■ SHORT TASK
Pick out every line holding the string "Last" and copy it.

— Begin PROVIDED RECORDS —

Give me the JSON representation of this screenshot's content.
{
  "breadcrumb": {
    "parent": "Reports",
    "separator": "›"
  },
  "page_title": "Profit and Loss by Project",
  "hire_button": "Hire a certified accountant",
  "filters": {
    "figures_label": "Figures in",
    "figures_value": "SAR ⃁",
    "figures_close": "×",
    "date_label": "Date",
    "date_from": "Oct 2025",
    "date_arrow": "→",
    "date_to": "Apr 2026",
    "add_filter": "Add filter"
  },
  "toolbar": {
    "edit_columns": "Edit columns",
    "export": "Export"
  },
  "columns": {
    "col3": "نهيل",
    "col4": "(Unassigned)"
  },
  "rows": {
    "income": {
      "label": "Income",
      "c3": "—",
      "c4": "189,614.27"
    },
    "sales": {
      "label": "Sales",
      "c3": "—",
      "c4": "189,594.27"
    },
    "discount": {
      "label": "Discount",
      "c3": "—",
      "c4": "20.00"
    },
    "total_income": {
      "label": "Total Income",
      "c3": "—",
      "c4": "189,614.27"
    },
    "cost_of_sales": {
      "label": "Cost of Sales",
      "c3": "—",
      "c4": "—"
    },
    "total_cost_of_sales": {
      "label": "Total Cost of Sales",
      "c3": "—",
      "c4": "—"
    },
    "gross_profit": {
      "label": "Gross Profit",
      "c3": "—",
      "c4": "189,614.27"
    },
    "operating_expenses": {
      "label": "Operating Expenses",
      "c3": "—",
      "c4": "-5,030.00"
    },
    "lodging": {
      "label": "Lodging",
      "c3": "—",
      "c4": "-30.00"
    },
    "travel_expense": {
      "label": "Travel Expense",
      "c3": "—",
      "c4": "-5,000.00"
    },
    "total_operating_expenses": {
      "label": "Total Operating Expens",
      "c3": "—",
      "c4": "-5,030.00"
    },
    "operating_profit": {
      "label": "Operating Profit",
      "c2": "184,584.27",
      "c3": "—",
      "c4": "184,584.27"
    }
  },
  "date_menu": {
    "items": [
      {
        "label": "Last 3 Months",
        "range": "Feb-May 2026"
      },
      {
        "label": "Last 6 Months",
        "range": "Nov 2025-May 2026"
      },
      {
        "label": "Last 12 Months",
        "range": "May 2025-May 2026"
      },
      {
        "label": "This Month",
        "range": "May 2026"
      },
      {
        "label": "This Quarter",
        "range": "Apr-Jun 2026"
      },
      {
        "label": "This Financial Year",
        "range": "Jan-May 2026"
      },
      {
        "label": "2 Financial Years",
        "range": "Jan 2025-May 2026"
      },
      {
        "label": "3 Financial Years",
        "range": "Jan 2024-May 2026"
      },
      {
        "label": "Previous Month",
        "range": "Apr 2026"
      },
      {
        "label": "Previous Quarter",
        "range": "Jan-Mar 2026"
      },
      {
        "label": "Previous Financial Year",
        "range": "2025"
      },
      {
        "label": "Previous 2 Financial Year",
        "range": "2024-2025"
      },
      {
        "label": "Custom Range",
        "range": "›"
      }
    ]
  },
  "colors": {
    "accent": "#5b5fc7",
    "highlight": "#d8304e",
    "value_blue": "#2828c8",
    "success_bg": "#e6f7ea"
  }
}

— End PROVIDED RECORDS —

■ RESULT OF THE EXERCISE
        "label": "Last 3 Months",
        "label": "Last 6 Months",
        "label": "Last 12 Months",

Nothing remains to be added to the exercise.